THE EXERCISE
From the data that follows, copy every line holding the string "Lewiz".

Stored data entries
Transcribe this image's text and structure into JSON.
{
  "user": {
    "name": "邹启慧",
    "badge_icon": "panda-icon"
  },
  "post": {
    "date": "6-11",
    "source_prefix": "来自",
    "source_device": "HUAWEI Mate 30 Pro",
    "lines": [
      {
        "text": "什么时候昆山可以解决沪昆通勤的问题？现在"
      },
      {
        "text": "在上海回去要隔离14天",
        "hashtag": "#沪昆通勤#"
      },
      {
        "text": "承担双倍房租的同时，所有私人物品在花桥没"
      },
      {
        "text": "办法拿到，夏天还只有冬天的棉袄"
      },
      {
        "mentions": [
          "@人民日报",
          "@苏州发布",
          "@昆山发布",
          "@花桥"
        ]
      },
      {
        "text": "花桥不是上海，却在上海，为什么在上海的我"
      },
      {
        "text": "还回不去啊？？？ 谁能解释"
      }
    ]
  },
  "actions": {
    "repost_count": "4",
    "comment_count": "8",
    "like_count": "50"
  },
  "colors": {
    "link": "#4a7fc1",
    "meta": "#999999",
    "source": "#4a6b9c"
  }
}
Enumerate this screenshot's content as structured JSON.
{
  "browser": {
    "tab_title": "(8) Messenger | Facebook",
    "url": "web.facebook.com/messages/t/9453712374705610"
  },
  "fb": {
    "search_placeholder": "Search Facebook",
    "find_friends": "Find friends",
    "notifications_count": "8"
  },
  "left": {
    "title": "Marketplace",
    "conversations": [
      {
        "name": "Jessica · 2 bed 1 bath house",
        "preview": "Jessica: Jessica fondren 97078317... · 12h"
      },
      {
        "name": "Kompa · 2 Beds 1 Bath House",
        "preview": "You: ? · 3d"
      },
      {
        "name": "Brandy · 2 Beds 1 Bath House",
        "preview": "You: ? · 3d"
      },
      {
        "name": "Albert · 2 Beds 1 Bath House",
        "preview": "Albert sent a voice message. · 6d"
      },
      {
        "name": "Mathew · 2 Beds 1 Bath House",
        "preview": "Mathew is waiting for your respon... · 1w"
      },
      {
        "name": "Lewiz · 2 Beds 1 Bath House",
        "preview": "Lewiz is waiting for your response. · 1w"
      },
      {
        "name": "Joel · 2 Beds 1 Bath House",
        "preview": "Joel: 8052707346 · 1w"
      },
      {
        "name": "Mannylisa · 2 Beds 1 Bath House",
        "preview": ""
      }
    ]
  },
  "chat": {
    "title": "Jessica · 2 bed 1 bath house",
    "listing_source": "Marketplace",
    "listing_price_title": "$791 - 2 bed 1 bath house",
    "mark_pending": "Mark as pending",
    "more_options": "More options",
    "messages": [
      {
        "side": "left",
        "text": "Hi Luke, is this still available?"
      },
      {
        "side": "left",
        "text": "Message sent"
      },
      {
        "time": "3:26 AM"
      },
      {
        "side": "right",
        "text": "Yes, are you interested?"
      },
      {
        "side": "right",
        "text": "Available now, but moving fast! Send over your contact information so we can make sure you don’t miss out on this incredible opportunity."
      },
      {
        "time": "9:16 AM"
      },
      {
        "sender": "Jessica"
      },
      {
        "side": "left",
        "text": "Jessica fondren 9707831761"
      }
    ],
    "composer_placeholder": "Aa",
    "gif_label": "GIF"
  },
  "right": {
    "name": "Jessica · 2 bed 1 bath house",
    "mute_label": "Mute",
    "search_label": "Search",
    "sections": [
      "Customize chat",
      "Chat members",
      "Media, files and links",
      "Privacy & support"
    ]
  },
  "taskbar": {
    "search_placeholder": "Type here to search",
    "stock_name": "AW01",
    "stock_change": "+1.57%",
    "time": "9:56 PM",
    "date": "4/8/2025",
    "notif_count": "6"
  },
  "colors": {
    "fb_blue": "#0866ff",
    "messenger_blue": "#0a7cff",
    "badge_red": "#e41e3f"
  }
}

TASK RESPONSE
        "name": "Lewiz · 2 Beds 1 Bath House",
        "preview": "Lewiz is waiting for your response. · 1w"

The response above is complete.